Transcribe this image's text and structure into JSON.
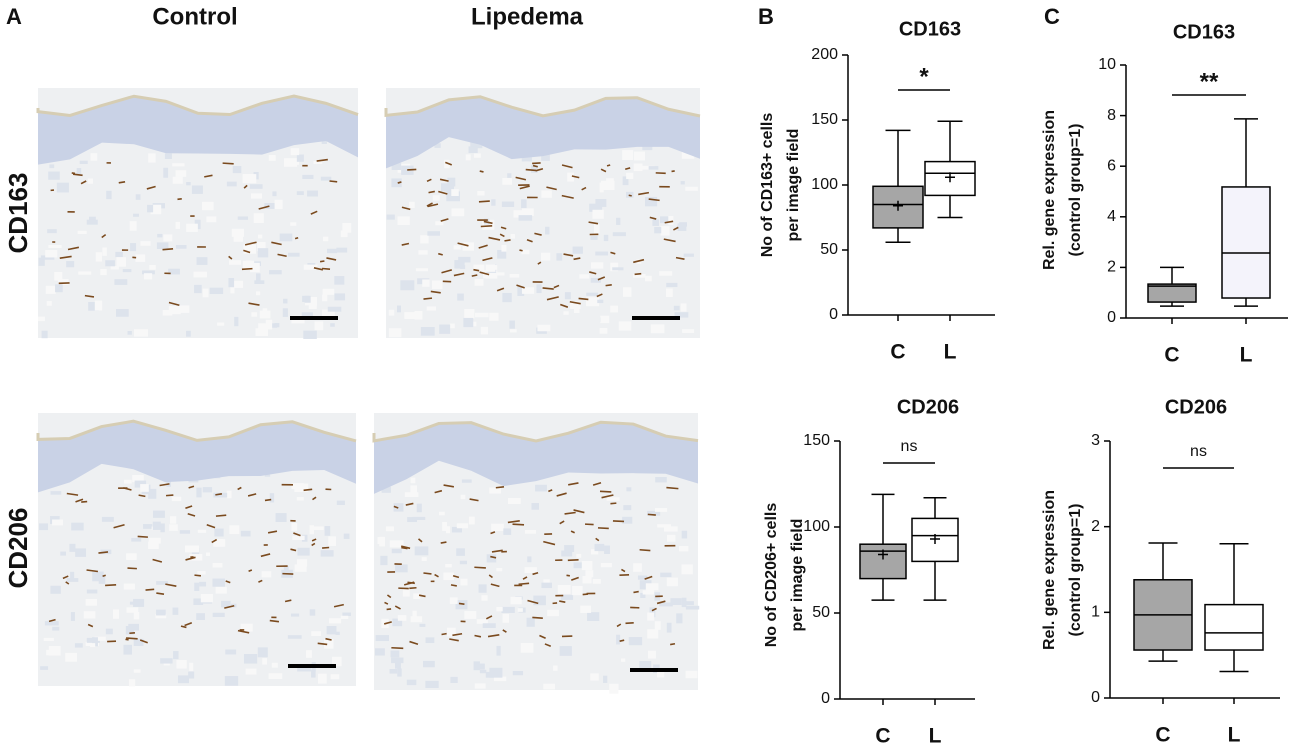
{
  "panel_labels": [
    "A",
    "B",
    "C"
  ],
  "panel_a": {
    "columns": [
      "Control",
      "Lipedema"
    ],
    "rows": [
      "CD163",
      "CD206"
    ]
  },
  "chart_data": [
    {
      "type": "box",
      "title": "CD163",
      "ylabel": [
        "No of CD163+ cells",
        "per image field"
      ],
      "categories": [
        "C",
        "L"
      ],
      "boxes": [
        {
          "color": "#a6a6a6",
          "min": 56,
          "q1": 67,
          "median": 85,
          "q3": 99,
          "max": 142,
          "mean": 84
        },
        {
          "color": "#ffffff",
          "min": 75,
          "q1": 92,
          "median": 109,
          "q3": 118,
          "max": 149,
          "mean": 106
        }
      ],
      "ylim": [
        0,
        200
      ],
      "yticks": [
        0,
        50,
        100,
        150,
        200
      ],
      "annotation": "*"
    },
    {
      "type": "box",
      "title": "CD163",
      "ylabel": [
        "Rel. gene expression",
        "(control group=1)"
      ],
      "categories": [
        "C",
        "L"
      ],
      "boxes": [
        {
          "color": "#a6a6a6",
          "min": 0.47,
          "q1": 0.63,
          "median": 1.26,
          "q3": 1.34,
          "max": 2.0
        },
        {
          "color": "#f4f3fb",
          "min": 0.47,
          "q1": 0.79,
          "median": 2.57,
          "q3": 5.18,
          "max": 7.87
        }
      ],
      "ylim": [
        0,
        10
      ],
      "yticks": [
        0,
        2,
        4,
        6,
        8,
        10
      ],
      "annotation": "**"
    },
    {
      "type": "box",
      "title": "CD206",
      "ylabel": [
        "No of CD206+ cells",
        "per image field"
      ],
      "categories": [
        "C",
        "L"
      ],
      "boxes": [
        {
          "color": "#a6a6a6",
          "min": 57.5,
          "q1": 70,
          "median": 86,
          "q3": 90,
          "max": 119,
          "mean": 84
        },
        {
          "color": "#ffffff",
          "min": 57.5,
          "q1": 80,
          "median": 95,
          "q3": 105,
          "max": 117,
          "mean": 93
        }
      ],
      "ylim": [
        0,
        150
      ],
      "yticks": [
        0,
        50,
        100,
        150
      ],
      "annotation": "ns"
    },
    {
      "type": "box",
      "title": "CD206",
      "ylabel": [
        "Rel. gene expression",
        "(control group=1)"
      ],
      "categories": [
        "C",
        "L"
      ],
      "boxes": [
        {
          "color": "#a6a6a6",
          "min": 0.43,
          "q1": 0.56,
          "median": 0.97,
          "q3": 1.38,
          "max": 1.81
        },
        {
          "color": "#ffffff",
          "min": 0.31,
          "q1": 0.56,
          "median": 0.76,
          "q3": 1.09,
          "max": 1.8
        }
      ],
      "ylim": [
        0,
        3
      ],
      "yticks": [
        0,
        1,
        2,
        3
      ],
      "annotation": "ns"
    }
  ]
}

• _Problem to solve_
Reproduce the records above exactly, excluding every picture.

• _Exercise response_
Transcribe this image's text and structure into JSON.
{
  "panel_labels": [
    "A",
    "B",
    "C"
  ],
  "panel_a": {
    "columns": [
      "Control",
      "Lipedema"
    ],
    "rows": [
      "CD163",
      "CD206"
    ]
  },
  "chart_data": [
    {
      "type": "box",
      "title": "CD163",
      "ylabel": [
        "No of CD163+ cells",
        "per image field"
      ],
      "categories": [
        "C",
        "L"
      ],
      "boxes": [
        {
          "color": "#a6a6a6",
          "min": 56,
          "q1": 67,
          "median": 85,
          "q3": 99,
          "max": 142,
          "mean": 84
        },
        {
          "color": "#ffffff",
          "min": 75,
          "q1": 92,
          "median": 109,
          "q3": 118,
          "max": 149,
          "mean": 106
        }
      ],
      "ylim": [
        0,
        200
      ],
      "yticks": [
        0,
        50,
        100,
        150,
        200
      ],
      "annotation": "*"
    },
    {
      "type": "box",
      "title": "CD163",
      "ylabel": [
        "Rel. gene expression",
        "(control group=1)"
      ],
      "categories": [
        "C",
        "L"
      ],
      "boxes": [
        {
          "color": "#a6a6a6",
          "min": 0.47,
          "q1": 0.63,
          "median": 1.26,
          "q3": 1.34,
          "max": 2.0
        },
        {
          "color": "#f4f3fb",
          "min": 0.47,
          "q1": 0.79,
          "median": 2.57,
          "q3": 5.18,
          "max": 7.87
        }
      ],
      "ylim": [
        0,
        10
      ],
      "yticks": [
        0,
        2,
        4,
        6,
        8,
        10
      ],
      "annotation": "**"
    },
    {
      "type": "box",
      "title": "CD206",
      "ylabel": [
        "No of CD206+ cells",
        "per image field"
      ],
      "categories": [
        "C",
        "L"
      ],
      "boxes": [
        {
          "color": "#a6a6a6",
          "min": 57.5,
          "q1": 70,
          "median": 86,
          "q3": 90,
          "max": 119,
          "mean": 84
        },
        {
          "color": "#ffffff",
          "min": 57.5,
          "q1": 80,
          "median": 95,
          "q3": 105,
          "max": 117,
          "mean": 93
        }
      ],
      "ylim": [
        0,
        150
      ],
      "yticks": [
        0,
        50,
        100,
        150
      ],
      "annotation": "ns"
    },
    {
      "type": "box",
      "title": "CD206",
      "ylabel": [
        "Rel. gene expression",
        "(control group=1)"
      ],
      "categories": [
        "C",
        "L"
      ],
      "boxes": [
        {
          "color": "#a6a6a6",
          "min": 0.43,
          "q1": 0.56,
          "median": 0.97,
          "q3": 1.38,
          "max": 1.81
        },
        {
          "color": "#ffffff",
          "min": 0.31,
          "q1": 0.56,
          "median": 0.76,
          "q3": 1.09,
          "max": 1.8
        }
      ],
      "ylim": [
        0,
        3
      ],
      "yticks": [
        0,
        1,
        2,
        3
      ],
      "annotation": "ns"
    }
  ]
}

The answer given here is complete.